## WHAT THE EXERCISE ASKS
Return only the number of lines in the entries below that hold the word "fossil".

## RECORDS FOR THIS EXERCISE
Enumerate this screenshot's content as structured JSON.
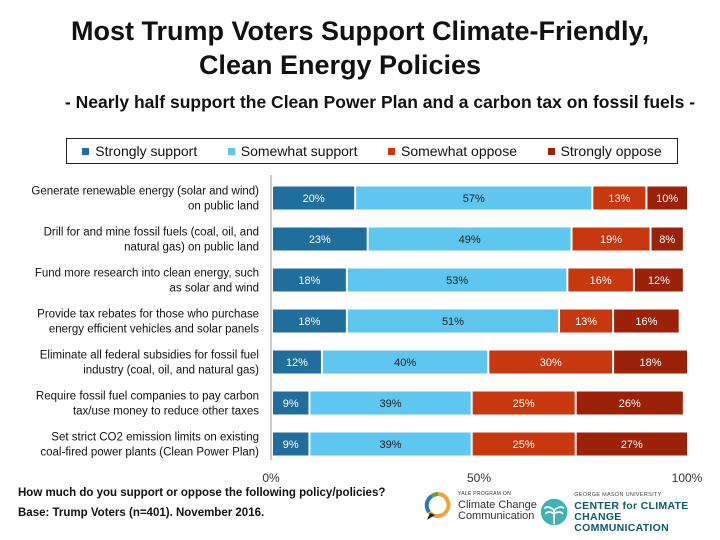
{
  "title_line1": "Most Trump Voters Support Climate-Friendly,",
  "title_line2": "Clean Energy Policies",
  "subtitle": "- Nearly half support the Clean Power Plan and a carbon tax on fossil fuels -",
  "question": "How much do you support or oppose the following policy/policies?",
  "base": "Base: Trump Voters (n=401). November 2016.",
  "logos": {
    "yale_small": "YALE PROGRAM ON",
    "yale_line1": "Climate Change",
    "yale_line2": "Communication",
    "gmu_small": "GEORGE MASON UNIVERSITY",
    "gmu_line1": "CENTER for CLIMATE CHANGE",
    "gmu_line2": "COMMUNICATION"
  },
  "colors": {
    "strongly_support": "#1f6e9c",
    "somewhat_support": "#5ec6ef",
    "somewhat_oppose": "#c7380f",
    "strongly_oppose": "#9b2209"
  },
  "chart_data": {
    "type": "bar",
    "orientation": "horizontal-stacked-100",
    "categories": [
      "Generate renewable energy (solar and wind)\non public land",
      "Drill for and mine fossil fuels (coal, oil, and\nnatural gas) on public land",
      "Fund more research into clean energy, such\nas solar and wind",
      "Provide tax rebates for those who purchase\nenergy efficient vehicles and solar panels",
      "Eliminate all federal subsidies for fossil fuel\nindustry (coal, oil, and natural gas)",
      "Require fossil fuel companies to pay carbon\ntax/use money to reduce other taxes",
      "Set strict CO2 emission limits on existing\ncoal-fired power plants (Clean Power Plan)"
    ],
    "series": [
      {
        "name": "Strongly support",
        "color": "#1f6e9c",
        "values": [
          20,
          23,
          18,
          18,
          12,
          9,
          9
        ]
      },
      {
        "name": "Somewhat support",
        "color": "#5ec6ef",
        "values": [
          57,
          49,
          53,
          51,
          40,
          39,
          39
        ]
      },
      {
        "name": "Somewhat oppose",
        "color": "#c7380f",
        "values": [
          13,
          19,
          16,
          13,
          30,
          25,
          25
        ]
      },
      {
        "name": "Strongly oppose",
        "color": "#9b2209",
        "values": [
          10,
          8,
          12,
          16,
          18,
          26,
          27
        ]
      }
    ],
    "xlim": [
      0,
      100
    ],
    "xticks": [
      "0%",
      "50%",
      "100%"
    ],
    "value_suffix": "%",
    "legend_position": "top",
    "grid": false
  }
}
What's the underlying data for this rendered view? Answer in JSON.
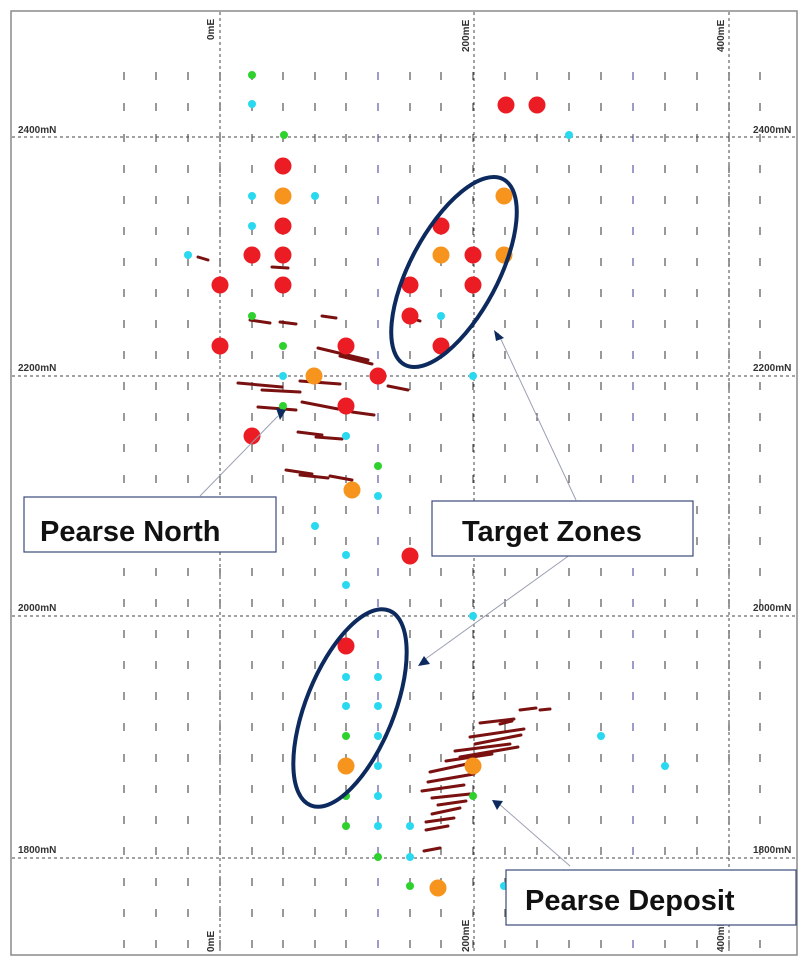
{
  "grid": {
    "easting_labels": [
      "0mE",
      "200mE",
      "400mE"
    ],
    "northing_labels": [
      "2400mN",
      "2200mN",
      "2000mN",
      "1800mN"
    ],
    "line_color": "#444444"
  },
  "colors": {
    "red": "#ec1c24",
    "orange": "#f7941d",
    "cyan": "#29d9f0",
    "green": "#2fd12f",
    "ellipse": "#0d2a5e",
    "callout_border": "#3b4a7a",
    "trace": "#7a1010"
  },
  "callouts": [
    {
      "id": "pearse-north",
      "label": "Pearse North"
    },
    {
      "id": "target-zones",
      "label": "Target Zones"
    },
    {
      "id": "pearse-deposit",
      "label": "Pearse Deposit"
    }
  ]
}
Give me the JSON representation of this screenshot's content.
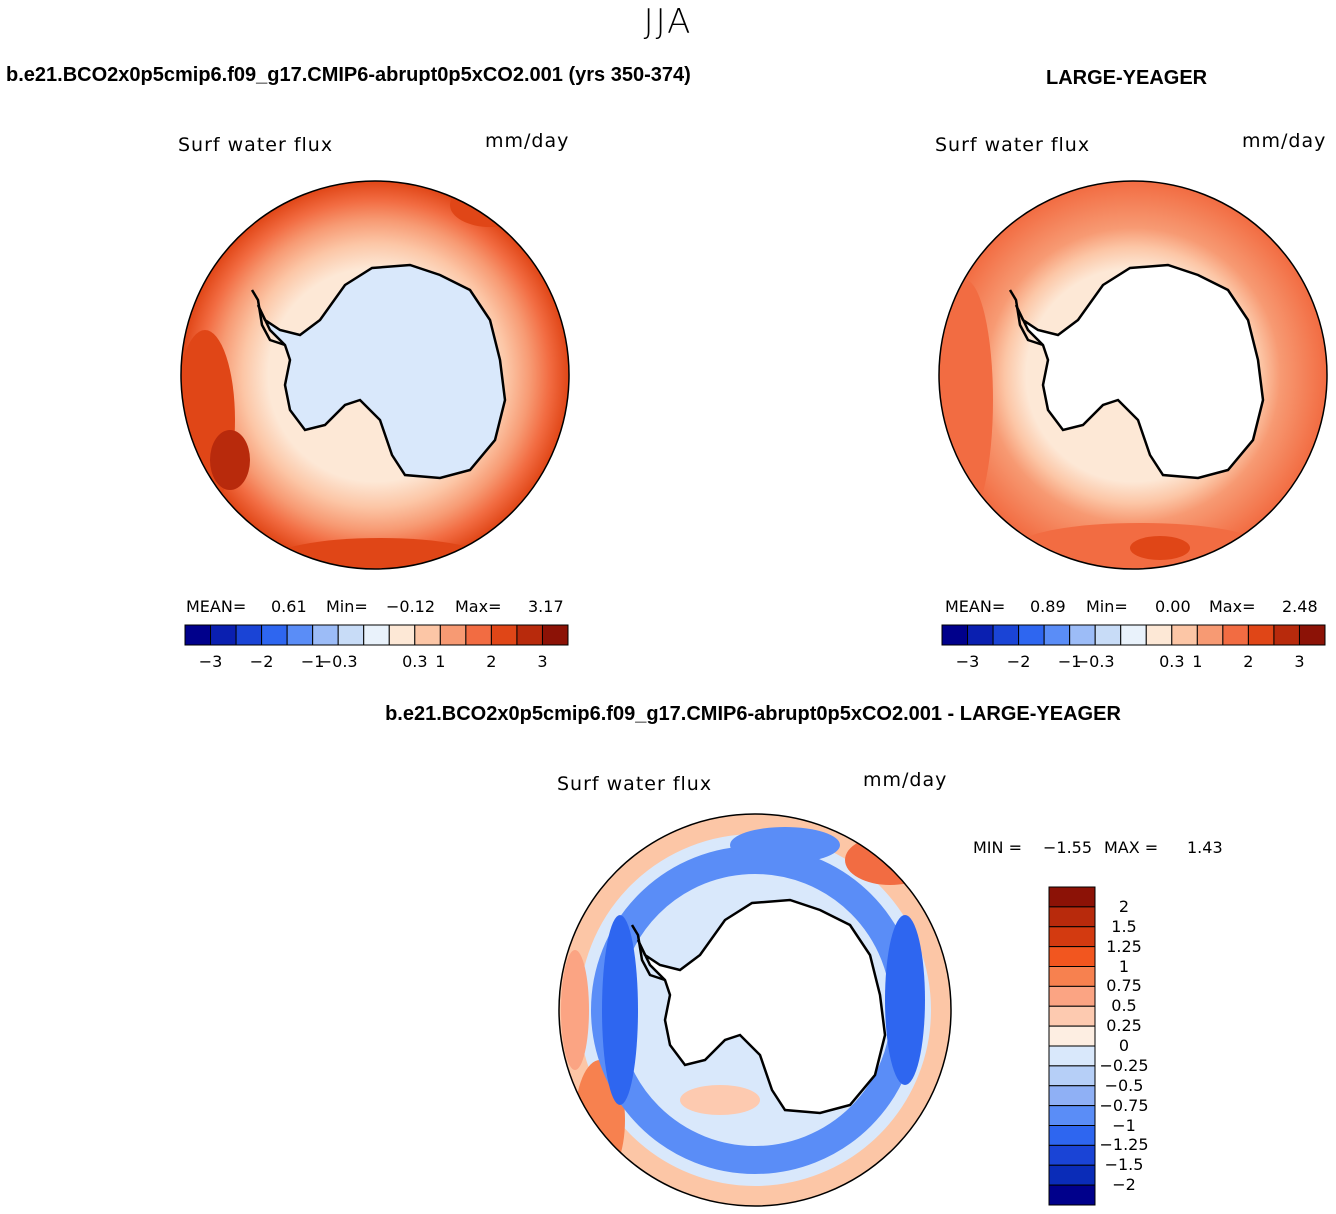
{
  "figure_title": "JJA",
  "panel1": {
    "title": "b.e21.BCO2x0p5cmip6.f09_g17.CMIP6-abrupt0p5xCO2.001 (yrs 350-374)",
    "variable": "Surf water flux",
    "units": "mm/day",
    "stats": {
      "mean_label": "MEAN=",
      "mean": "0.61",
      "min_label": "Min=",
      "min": "−0.12",
      "max_label": "Max=",
      "max": "3.17"
    }
  },
  "panel2": {
    "title": "LARGE-YEAGER",
    "variable": "Surf water flux",
    "units": "mm/day",
    "stats": {
      "mean_label": "MEAN=",
      "mean": "0.89",
      "min_label": "Min=",
      "min": "0.00",
      "max_label": "Max=",
      "max": "2.48"
    }
  },
  "panel3": {
    "title": "b.e21.BCO2x0p5cmip6.f09_g17.CMIP6-abrupt0p5xCO2.001 - LARGE-YEAGER",
    "variable": "Surf water flux",
    "units": "mm/day",
    "stats": {
      "min_label": "MIN =",
      "min": "−1.55",
      "max_label": "MAX =",
      "max": "1.43"
    }
  },
  "chart_data": [
    {
      "type": "heatmap",
      "title": "b.e21.BCO2x0p5cmip6.f09_g17.CMIP6-abrupt0p5xCO2.001 (yrs 350-374)",
      "variable": "Surf water flux",
      "units": "mm/day",
      "projection": "south polar stereographic",
      "stats": {
        "mean": 0.61,
        "min": -0.12,
        "max": 3.17
      },
      "colorbar_ticks": [
        "−3",
        "−2",
        "−1",
        "−0.3",
        "0.3",
        "1",
        "2",
        "3"
      ],
      "colorbar_colors": [
        "#00008b",
        "#0a1fb0",
        "#1a44d6",
        "#2e66f0",
        "#5a8df7",
        "#9cbcf7",
        "#c8dcf7",
        "#e9f2fb",
        "#fde8d6",
        "#fcc6a6",
        "#f79a73",
        "#f26c42",
        "#e04617",
        "#b82a0c",
        "#8c1206"
      ]
    },
    {
      "type": "heatmap",
      "title": "LARGE-YEAGER",
      "variable": "Surf water flux",
      "units": "mm/day",
      "projection": "south polar stereographic",
      "stats": {
        "mean": 0.89,
        "min": 0.0,
        "max": 2.48
      },
      "colorbar_ticks": [
        "−3",
        "−2",
        "−1",
        "−0.3",
        "0.3",
        "1",
        "2",
        "3"
      ],
      "colorbar_colors": [
        "#00008b",
        "#0a1fb0",
        "#1a44d6",
        "#2e66f0",
        "#5a8df7",
        "#9cbcf7",
        "#c8dcf7",
        "#e9f2fb",
        "#fde8d6",
        "#fcc6a6",
        "#f79a73",
        "#f26c42",
        "#e04617",
        "#b82a0c",
        "#8c1206"
      ]
    },
    {
      "type": "heatmap",
      "title": "b.e21.BCO2x0p5cmip6.f09_g17.CMIP6-abrupt0p5xCO2.001 - LARGE-YEAGER",
      "variable": "Surf water flux",
      "units": "mm/day",
      "projection": "south polar stereographic",
      "stats": {
        "min": -1.55,
        "max": 1.43
      },
      "colorbar_ticks": [
        "2",
        "1.5",
        "1.25",
        "1",
        "0.75",
        "0.5",
        "0.25",
        "0",
        "−0.25",
        "−0.5",
        "−0.75",
        "−1",
        "−1.25",
        "−1.5",
        "−2"
      ],
      "colorbar_colors": [
        "#8c1206",
        "#b82a0c",
        "#d33a10",
        "#f2561f",
        "#f7814f",
        "#fba483",
        "#fdcab0",
        "#fdeee2",
        "#d9e8fb",
        "#b6cff7",
        "#8fb0f5",
        "#5a8df7",
        "#2e66f0",
        "#1a44d6",
        "#0a2cb8",
        "#00008b"
      ]
    }
  ]
}
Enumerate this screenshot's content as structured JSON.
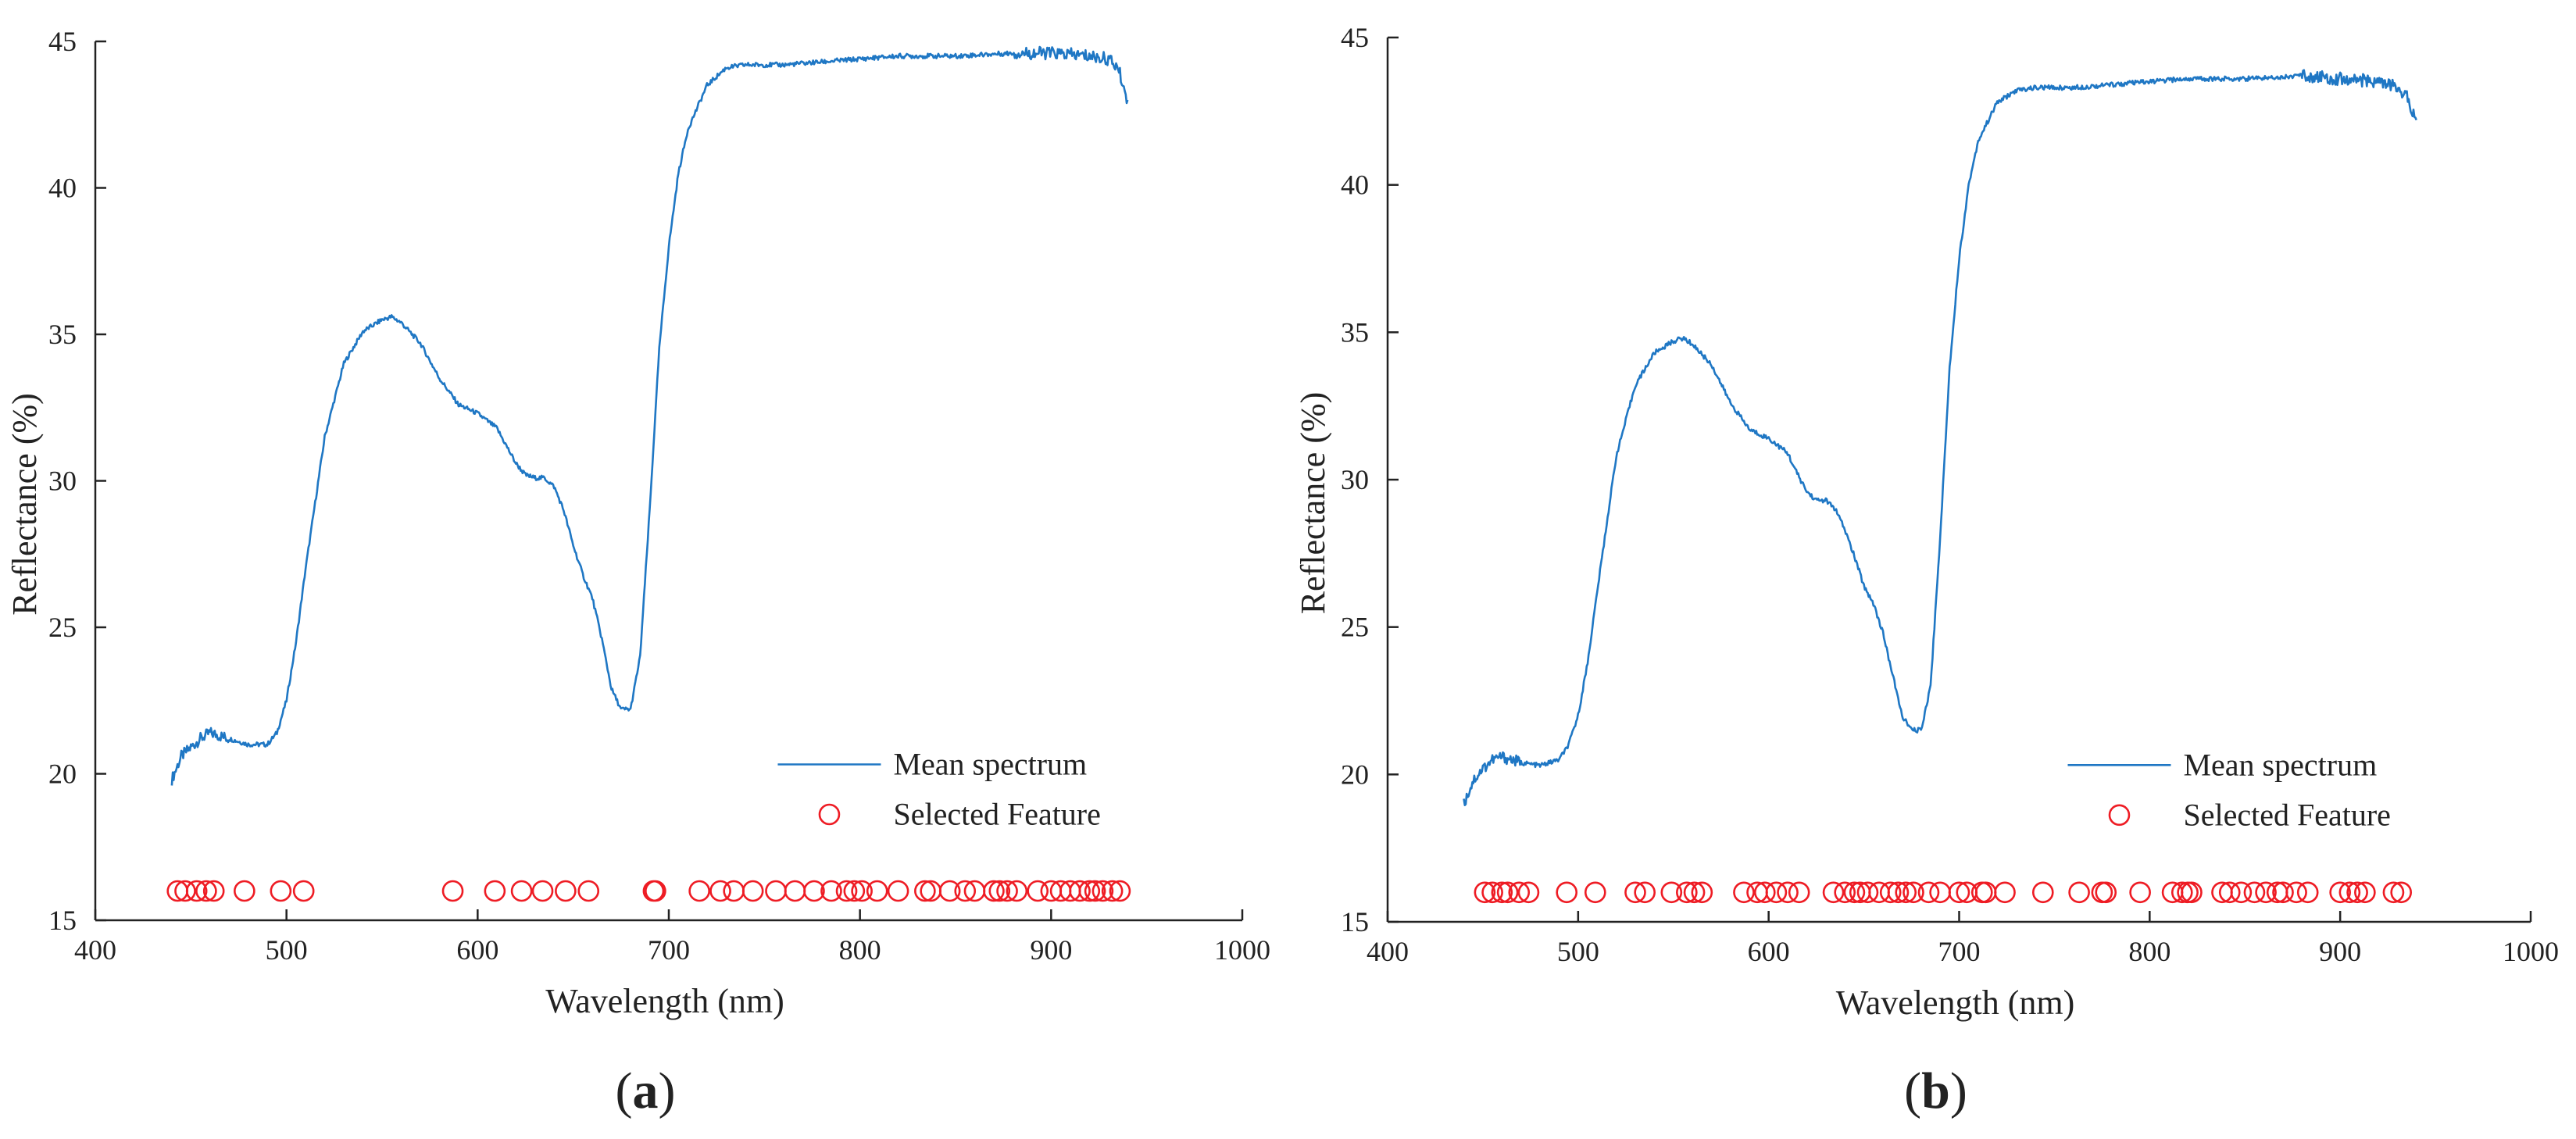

## CORRECT OUTPUT
4